Exercise input:

=====

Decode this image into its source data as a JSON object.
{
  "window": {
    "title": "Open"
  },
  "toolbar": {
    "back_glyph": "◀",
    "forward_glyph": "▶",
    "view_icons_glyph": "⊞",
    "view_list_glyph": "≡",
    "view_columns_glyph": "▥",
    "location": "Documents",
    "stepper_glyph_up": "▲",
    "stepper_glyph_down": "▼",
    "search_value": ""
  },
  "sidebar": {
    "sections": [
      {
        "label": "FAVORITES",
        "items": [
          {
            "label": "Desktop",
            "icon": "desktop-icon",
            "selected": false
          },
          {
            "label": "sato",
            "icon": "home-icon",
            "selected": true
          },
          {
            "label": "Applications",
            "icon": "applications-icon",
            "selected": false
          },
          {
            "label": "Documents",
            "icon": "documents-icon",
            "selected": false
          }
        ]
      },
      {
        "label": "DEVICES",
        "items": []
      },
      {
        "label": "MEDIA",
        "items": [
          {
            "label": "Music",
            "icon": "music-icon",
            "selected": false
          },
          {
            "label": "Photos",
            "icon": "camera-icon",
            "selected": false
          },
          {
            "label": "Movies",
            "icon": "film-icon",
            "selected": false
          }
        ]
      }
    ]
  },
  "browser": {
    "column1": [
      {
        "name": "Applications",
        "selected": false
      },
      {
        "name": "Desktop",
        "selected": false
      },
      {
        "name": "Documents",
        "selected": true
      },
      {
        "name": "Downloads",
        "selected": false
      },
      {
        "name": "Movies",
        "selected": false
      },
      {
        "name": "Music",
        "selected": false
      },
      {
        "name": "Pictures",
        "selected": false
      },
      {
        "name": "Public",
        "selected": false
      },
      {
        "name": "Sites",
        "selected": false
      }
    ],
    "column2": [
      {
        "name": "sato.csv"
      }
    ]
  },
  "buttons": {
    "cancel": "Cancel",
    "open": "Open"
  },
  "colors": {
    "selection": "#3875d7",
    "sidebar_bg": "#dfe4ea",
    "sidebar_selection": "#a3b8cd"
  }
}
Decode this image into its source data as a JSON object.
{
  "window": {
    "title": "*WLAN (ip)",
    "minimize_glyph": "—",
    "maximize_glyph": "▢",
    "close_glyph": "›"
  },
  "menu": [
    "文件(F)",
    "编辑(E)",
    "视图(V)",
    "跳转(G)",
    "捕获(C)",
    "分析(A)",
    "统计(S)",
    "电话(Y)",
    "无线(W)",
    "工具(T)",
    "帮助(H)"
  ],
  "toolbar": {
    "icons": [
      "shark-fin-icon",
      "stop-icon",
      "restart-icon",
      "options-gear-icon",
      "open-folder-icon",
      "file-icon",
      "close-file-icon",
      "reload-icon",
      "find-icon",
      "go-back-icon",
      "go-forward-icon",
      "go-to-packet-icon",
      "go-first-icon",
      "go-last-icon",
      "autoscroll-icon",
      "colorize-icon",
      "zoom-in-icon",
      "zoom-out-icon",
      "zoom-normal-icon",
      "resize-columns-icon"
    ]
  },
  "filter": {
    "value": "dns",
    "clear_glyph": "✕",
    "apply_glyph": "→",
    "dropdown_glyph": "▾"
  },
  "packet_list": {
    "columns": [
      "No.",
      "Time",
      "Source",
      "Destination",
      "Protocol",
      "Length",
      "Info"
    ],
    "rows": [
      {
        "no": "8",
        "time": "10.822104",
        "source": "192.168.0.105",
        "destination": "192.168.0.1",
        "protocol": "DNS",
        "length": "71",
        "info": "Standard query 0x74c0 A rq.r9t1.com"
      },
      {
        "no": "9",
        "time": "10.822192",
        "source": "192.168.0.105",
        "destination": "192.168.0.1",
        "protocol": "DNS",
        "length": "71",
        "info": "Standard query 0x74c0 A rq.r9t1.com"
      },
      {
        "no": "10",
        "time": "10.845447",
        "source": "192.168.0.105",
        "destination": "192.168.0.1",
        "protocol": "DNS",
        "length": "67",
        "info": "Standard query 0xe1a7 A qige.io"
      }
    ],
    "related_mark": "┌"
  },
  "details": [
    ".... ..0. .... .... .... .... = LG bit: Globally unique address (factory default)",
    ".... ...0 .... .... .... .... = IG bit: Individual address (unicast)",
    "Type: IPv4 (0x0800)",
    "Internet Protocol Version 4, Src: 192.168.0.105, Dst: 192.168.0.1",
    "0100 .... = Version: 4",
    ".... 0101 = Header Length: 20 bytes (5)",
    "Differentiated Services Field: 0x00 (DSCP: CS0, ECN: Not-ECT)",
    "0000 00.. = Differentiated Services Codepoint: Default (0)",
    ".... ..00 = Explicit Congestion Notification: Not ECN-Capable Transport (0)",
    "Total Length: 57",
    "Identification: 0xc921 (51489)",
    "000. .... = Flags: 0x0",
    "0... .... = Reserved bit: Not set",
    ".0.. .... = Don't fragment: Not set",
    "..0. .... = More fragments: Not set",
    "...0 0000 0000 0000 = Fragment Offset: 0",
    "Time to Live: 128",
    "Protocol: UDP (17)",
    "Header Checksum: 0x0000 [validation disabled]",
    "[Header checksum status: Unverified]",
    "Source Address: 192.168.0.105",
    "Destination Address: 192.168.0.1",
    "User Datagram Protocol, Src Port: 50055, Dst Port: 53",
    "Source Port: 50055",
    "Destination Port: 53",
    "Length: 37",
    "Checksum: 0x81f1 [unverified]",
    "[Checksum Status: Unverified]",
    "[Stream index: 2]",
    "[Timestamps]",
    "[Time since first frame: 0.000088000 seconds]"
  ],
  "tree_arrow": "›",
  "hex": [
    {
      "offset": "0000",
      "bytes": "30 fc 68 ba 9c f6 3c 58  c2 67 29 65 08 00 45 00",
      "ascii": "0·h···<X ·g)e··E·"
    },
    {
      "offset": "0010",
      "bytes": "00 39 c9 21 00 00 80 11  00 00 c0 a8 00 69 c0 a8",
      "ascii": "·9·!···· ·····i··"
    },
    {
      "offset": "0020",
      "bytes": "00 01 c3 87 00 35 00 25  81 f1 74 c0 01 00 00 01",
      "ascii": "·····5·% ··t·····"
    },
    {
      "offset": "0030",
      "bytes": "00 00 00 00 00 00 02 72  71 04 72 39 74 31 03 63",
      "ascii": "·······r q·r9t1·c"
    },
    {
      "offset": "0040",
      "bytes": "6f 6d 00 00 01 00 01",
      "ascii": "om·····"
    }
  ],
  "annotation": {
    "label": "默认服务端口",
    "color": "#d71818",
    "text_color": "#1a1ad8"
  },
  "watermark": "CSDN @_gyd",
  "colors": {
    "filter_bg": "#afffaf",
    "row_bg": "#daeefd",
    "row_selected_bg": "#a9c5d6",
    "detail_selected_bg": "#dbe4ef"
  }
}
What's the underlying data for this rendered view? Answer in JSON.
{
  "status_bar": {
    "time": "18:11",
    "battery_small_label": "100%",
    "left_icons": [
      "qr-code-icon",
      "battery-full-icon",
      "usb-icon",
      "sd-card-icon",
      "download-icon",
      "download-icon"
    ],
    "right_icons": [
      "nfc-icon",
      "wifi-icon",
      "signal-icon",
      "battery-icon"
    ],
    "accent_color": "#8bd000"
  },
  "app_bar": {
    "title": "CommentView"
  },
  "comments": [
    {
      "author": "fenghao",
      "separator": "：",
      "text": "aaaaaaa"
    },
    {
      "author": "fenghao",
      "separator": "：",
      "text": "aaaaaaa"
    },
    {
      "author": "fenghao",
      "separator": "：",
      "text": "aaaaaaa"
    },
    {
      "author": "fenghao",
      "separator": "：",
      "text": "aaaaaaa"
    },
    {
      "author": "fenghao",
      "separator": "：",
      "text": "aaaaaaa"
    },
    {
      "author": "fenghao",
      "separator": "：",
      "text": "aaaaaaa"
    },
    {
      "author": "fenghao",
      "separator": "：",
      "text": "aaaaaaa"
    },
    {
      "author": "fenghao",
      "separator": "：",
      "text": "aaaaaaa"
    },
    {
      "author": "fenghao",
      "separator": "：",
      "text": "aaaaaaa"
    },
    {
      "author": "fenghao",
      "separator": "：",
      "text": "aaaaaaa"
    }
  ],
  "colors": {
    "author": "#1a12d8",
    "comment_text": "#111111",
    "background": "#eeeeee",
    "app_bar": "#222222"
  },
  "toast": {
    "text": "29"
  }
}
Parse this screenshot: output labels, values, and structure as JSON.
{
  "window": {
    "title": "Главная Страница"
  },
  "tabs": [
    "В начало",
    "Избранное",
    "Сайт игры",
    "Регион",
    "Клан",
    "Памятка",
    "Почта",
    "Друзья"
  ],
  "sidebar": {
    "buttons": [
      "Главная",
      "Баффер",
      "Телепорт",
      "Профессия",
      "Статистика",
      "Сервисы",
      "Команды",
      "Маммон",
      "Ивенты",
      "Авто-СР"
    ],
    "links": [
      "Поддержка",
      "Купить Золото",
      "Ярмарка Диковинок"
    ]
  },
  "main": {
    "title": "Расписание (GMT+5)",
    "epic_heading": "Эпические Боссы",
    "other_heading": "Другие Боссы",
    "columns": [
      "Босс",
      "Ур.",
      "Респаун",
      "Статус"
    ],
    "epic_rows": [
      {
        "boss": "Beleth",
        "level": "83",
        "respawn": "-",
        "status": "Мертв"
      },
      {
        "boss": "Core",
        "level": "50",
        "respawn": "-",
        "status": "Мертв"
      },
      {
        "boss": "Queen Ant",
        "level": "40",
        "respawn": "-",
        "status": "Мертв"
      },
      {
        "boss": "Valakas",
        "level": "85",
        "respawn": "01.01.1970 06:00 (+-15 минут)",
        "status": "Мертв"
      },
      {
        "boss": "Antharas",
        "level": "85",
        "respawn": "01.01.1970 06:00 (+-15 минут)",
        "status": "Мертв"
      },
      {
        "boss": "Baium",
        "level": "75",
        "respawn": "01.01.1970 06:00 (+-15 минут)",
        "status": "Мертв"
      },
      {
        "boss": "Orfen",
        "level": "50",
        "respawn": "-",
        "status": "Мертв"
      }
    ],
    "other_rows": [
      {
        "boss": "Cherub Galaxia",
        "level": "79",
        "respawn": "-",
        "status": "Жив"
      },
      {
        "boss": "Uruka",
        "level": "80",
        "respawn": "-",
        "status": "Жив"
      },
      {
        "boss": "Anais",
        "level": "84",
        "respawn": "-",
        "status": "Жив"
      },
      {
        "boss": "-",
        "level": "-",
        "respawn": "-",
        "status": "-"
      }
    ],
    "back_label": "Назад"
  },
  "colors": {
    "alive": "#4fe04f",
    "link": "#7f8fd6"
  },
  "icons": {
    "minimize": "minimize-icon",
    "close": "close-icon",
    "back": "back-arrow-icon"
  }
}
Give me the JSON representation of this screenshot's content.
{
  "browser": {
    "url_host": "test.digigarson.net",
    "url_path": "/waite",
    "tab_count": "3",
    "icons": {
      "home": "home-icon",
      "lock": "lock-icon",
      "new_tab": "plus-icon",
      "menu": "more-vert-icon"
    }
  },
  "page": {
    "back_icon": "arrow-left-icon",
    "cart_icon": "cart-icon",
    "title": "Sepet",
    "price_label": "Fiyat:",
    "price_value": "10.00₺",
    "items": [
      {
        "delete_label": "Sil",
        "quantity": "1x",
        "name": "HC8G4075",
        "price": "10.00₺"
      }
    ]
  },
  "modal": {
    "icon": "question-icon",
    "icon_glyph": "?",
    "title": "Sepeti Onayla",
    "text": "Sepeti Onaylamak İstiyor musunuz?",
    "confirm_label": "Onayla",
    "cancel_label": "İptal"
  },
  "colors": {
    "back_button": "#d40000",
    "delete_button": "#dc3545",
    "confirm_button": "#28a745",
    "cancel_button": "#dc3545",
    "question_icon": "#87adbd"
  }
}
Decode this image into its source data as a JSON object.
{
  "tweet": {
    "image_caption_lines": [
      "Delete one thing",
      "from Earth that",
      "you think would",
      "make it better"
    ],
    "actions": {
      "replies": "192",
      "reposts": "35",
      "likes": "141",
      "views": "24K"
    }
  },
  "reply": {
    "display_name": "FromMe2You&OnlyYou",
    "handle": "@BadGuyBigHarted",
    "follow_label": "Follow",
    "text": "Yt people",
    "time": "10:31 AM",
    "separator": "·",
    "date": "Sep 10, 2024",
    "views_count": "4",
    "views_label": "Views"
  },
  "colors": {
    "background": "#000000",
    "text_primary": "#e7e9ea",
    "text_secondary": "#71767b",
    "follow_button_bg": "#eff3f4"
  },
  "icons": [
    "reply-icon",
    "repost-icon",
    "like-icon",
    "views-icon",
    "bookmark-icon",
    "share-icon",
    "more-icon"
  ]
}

=====

To do: Filter the records above for "Header" and copy every matching line.

Solution below:
    ".... 0101 = Header Length: 20 bytes (5)",
    "Header Checksum: 0x0000 [validation disabled]",
    "[Header checksum status: Unverified]",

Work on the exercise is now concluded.